Recorded data
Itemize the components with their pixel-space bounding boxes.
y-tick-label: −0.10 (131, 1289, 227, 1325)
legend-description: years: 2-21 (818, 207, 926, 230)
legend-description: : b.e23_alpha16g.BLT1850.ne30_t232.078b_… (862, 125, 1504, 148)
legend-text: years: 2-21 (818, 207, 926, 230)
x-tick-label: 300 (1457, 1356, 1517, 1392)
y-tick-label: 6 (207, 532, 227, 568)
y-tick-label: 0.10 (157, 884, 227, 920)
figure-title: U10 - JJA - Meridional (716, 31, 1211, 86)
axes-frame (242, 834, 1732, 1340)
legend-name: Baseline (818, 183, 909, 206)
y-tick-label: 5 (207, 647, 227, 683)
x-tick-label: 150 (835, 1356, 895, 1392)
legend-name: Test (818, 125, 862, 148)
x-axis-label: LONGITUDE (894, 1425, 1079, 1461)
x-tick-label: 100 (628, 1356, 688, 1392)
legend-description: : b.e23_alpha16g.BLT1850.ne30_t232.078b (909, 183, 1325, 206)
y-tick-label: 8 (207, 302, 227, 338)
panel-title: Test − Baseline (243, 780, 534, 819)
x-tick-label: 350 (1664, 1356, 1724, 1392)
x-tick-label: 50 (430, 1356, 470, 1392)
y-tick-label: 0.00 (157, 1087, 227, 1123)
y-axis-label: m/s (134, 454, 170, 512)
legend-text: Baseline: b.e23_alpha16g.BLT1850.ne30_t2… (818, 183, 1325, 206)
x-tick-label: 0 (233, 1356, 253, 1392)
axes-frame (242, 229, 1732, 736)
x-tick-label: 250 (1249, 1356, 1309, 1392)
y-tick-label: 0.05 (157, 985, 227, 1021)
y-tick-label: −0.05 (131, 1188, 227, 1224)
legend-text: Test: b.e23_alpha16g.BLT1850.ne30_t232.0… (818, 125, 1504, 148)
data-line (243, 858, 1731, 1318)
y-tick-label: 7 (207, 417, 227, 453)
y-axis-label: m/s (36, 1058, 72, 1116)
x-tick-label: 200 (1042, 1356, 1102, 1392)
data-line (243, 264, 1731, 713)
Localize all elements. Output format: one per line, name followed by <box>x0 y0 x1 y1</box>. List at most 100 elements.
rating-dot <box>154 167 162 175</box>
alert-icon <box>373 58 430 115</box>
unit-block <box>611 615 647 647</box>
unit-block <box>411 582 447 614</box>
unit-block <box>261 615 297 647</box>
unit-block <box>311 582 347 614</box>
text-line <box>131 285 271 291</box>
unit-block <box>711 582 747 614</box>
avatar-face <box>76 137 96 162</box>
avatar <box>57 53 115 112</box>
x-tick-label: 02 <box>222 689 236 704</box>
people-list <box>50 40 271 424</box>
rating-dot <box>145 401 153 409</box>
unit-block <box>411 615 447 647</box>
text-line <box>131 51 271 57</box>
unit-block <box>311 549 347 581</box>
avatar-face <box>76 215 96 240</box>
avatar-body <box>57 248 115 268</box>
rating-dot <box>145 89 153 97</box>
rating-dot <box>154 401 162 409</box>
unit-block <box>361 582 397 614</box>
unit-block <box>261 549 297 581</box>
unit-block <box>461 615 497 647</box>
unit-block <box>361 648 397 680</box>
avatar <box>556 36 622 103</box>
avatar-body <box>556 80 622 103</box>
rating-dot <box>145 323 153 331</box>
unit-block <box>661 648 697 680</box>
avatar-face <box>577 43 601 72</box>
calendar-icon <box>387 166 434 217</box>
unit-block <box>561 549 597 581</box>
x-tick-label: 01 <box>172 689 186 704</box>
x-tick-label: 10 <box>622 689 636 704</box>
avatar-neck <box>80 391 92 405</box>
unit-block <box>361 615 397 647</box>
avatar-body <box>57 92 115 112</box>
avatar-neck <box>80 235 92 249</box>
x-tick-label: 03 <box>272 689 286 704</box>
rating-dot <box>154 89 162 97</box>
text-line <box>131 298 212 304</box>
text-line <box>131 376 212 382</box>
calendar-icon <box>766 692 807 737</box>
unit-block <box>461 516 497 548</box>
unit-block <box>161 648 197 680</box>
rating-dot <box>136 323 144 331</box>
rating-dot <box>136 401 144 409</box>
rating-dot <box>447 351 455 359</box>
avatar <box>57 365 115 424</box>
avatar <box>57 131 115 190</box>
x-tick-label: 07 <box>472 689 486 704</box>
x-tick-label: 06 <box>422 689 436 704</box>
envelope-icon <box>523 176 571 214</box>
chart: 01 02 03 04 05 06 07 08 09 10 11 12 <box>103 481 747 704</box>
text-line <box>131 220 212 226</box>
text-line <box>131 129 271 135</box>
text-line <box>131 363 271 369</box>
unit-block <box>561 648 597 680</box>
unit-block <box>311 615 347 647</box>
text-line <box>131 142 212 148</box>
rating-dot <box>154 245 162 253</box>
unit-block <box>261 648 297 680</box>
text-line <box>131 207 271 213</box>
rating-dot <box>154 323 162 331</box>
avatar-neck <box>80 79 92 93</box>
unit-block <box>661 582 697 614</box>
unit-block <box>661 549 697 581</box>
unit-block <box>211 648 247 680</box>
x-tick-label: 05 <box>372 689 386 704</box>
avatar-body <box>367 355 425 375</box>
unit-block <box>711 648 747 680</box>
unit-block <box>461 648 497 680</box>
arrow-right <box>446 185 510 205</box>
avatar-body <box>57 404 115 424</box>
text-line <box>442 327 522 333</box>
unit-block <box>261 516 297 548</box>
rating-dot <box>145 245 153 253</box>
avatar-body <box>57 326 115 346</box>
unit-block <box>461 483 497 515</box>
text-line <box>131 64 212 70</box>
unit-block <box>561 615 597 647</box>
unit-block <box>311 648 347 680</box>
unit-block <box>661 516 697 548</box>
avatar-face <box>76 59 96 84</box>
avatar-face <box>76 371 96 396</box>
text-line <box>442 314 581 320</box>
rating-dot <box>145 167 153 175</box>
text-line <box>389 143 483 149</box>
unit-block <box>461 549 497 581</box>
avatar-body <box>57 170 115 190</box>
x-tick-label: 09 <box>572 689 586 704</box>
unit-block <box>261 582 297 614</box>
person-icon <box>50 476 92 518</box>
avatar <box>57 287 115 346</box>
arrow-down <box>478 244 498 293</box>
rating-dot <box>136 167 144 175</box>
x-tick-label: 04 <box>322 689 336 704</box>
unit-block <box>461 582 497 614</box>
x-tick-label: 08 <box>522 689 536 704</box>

Given problem
Copy the data above line for line, with no changes.

Full answer
Itemize the components with their pixel-space bounding boxes.
y-tick-label: −0.10 (131, 1289, 227, 1325)
legend-description: years: 2-21 (818, 207, 926, 230)
legend-description: : b.e23_alpha16g.BLT1850.ne30_t232.078b_… (862, 125, 1504, 148)
legend-text: years: 2-21 (818, 207, 926, 230)
x-tick-label: 300 (1457, 1356, 1517, 1392)
y-tick-label: 6 (207, 532, 227, 568)
y-tick-label: 0.10 (157, 884, 227, 920)
figure-title: U10 - JJA - Meridional (716, 31, 1211, 86)
axes-frame (242, 834, 1732, 1340)
legend-name: Baseline (818, 183, 909, 206)
y-tick-label: 5 (207, 647, 227, 683)
x-tick-label: 150 (835, 1356, 895, 1392)
legend-name: Test (818, 125, 862, 148)
x-axis-label: LONGITUDE (894, 1425, 1079, 1461)
x-tick-label: 100 (628, 1356, 688, 1392)
legend-description: : b.e23_alpha16g.BLT1850.ne30_t232.078b (909, 183, 1325, 206)
y-tick-label: 8 (207, 302, 227, 338)
panel-title: Test − Baseline (243, 780, 534, 819)
x-tick-label: 350 (1664, 1356, 1724, 1392)
x-tick-label: 50 (430, 1356, 470, 1392)
y-tick-label: 0.00 (157, 1087, 227, 1123)
y-axis-label: m/s (134, 454, 170, 512)
legend-text: Baseline: b.e23_alpha16g.BLT1850.ne30_t2… (818, 183, 1325, 206)
x-tick-label: 0 (233, 1356, 253, 1392)
axes-frame (242, 229, 1732, 736)
x-tick-label: 250 (1249, 1356, 1309, 1392)
y-tick-label: 0.05 (157, 985, 227, 1021)
y-tick-label: −0.05 (131, 1188, 227, 1224)
legend-text: Test: b.e23_alpha16g.BLT1850.ne30_t232.0… (818, 125, 1504, 148)
data-line (243, 858, 1731, 1318)
y-tick-label: 7 (207, 417, 227, 453)
y-axis-label: m/s (36, 1058, 72, 1116)
x-tick-label: 200 (1042, 1356, 1102, 1392)
data-line (243, 264, 1731, 713)
Localize all elements. Output format: one per line, name followed by <box>x0 y0 x1 y1</box>. List at most 100 elements.
rating-dot <box>154 167 162 175</box>
alert-icon <box>373 58 430 115</box>
unit-block <box>611 615 647 647</box>
unit-block <box>411 582 447 614</box>
unit-block <box>261 615 297 647</box>
unit-block <box>311 582 347 614</box>
text-line <box>131 285 271 291</box>
unit-block <box>711 582 747 614</box>
avatar-face <box>76 137 96 162</box>
avatar <box>57 53 115 112</box>
x-tick-label: 02 <box>222 689 236 704</box>
people-list <box>50 40 271 424</box>
rating-dot <box>145 401 153 409</box>
unit-block <box>411 615 447 647</box>
text-line <box>131 51 271 57</box>
unit-block <box>311 549 347 581</box>
avatar-face <box>76 215 96 240</box>
avatar-body <box>57 248 115 268</box>
rating-dot <box>145 89 153 97</box>
rating-dot <box>154 401 162 409</box>
unit-block <box>361 582 397 614</box>
unit-block <box>261 549 297 581</box>
unit-block <box>461 615 497 647</box>
unit-block <box>361 648 397 680</box>
avatar <box>556 36 622 103</box>
avatar-body <box>556 80 622 103</box>
rating-dot <box>145 323 153 331</box>
unit-block <box>661 648 697 680</box>
avatar-face <box>577 43 601 72</box>
calendar-icon <box>387 166 434 217</box>
unit-block <box>561 549 597 581</box>
x-tick-label: 01 <box>172 689 186 704</box>
x-tick-label: 10 <box>622 689 636 704</box>
avatar-neck <box>80 391 92 405</box>
unit-block <box>361 615 397 647</box>
avatar-body <box>57 92 115 112</box>
avatar-neck <box>80 235 92 249</box>
x-tick-label: 03 <box>272 689 286 704</box>
rating-dot <box>154 89 162 97</box>
text-line <box>131 298 212 304</box>
text-line <box>131 376 212 382</box>
calendar-icon <box>766 692 807 737</box>
unit-block <box>461 516 497 548</box>
unit-block <box>161 648 197 680</box>
rating-dot <box>136 323 144 331</box>
rating-dot <box>136 401 144 409</box>
rating-dot <box>447 351 455 359</box>
avatar <box>57 365 115 424</box>
avatar <box>57 131 115 190</box>
x-tick-label: 07 <box>472 689 486 704</box>
x-tick-label: 06 <box>422 689 436 704</box>
envelope-icon <box>523 176 571 214</box>
chart: 01 02 03 04 05 06 07 08 09 10 11 12 <box>103 481 747 704</box>
text-line <box>131 220 212 226</box>
text-line <box>131 129 271 135</box>
text-line <box>131 363 271 369</box>
unit-block <box>561 648 597 680</box>
unit-block <box>311 615 347 647</box>
text-line <box>131 142 212 148</box>
rating-dot <box>154 245 162 253</box>
unit-block <box>261 648 297 680</box>
text-line <box>131 207 271 213</box>
rating-dot <box>154 323 162 331</box>
avatar-neck <box>80 79 92 93</box>
unit-block <box>661 582 697 614</box>
unit-block <box>661 549 697 581</box>
unit-block <box>211 648 247 680</box>
x-tick-label: 05 <box>372 689 386 704</box>
avatar-body <box>367 355 425 375</box>
unit-block <box>711 648 747 680</box>
unit-block <box>461 648 497 680</box>
arrow-right <box>446 185 510 205</box>
avatar-body <box>57 404 115 424</box>
text-line <box>442 327 522 333</box>
unit-block <box>261 516 297 548</box>
rating-dot <box>145 245 153 253</box>
avatar-body <box>57 326 115 346</box>
unit-block <box>461 483 497 515</box>
text-line <box>131 64 212 70</box>
unit-block <box>561 615 597 647</box>
unit-block <box>311 648 347 680</box>
unit-block <box>661 516 697 548</box>
avatar-face <box>76 59 96 84</box>
avatar-face <box>76 371 96 396</box>
text-line <box>442 314 581 320</box>
rating-dot <box>145 167 153 175</box>
text-line <box>389 143 483 149</box>
unit-block <box>461 549 497 581</box>
avatar-body <box>57 170 115 190</box>
x-tick-label: 09 <box>572 689 586 704</box>
unit-block <box>261 582 297 614</box>
person-icon <box>50 476 92 518</box>
avatar <box>57 287 115 346</box>
arrow-down <box>478 244 498 293</box>
rating-dot <box>136 167 144 175</box>
x-tick-label: 04 <box>322 689 336 704</box>
unit-block <box>461 582 497 614</box>
x-tick-label: 08 <box>522 689 536 704</box>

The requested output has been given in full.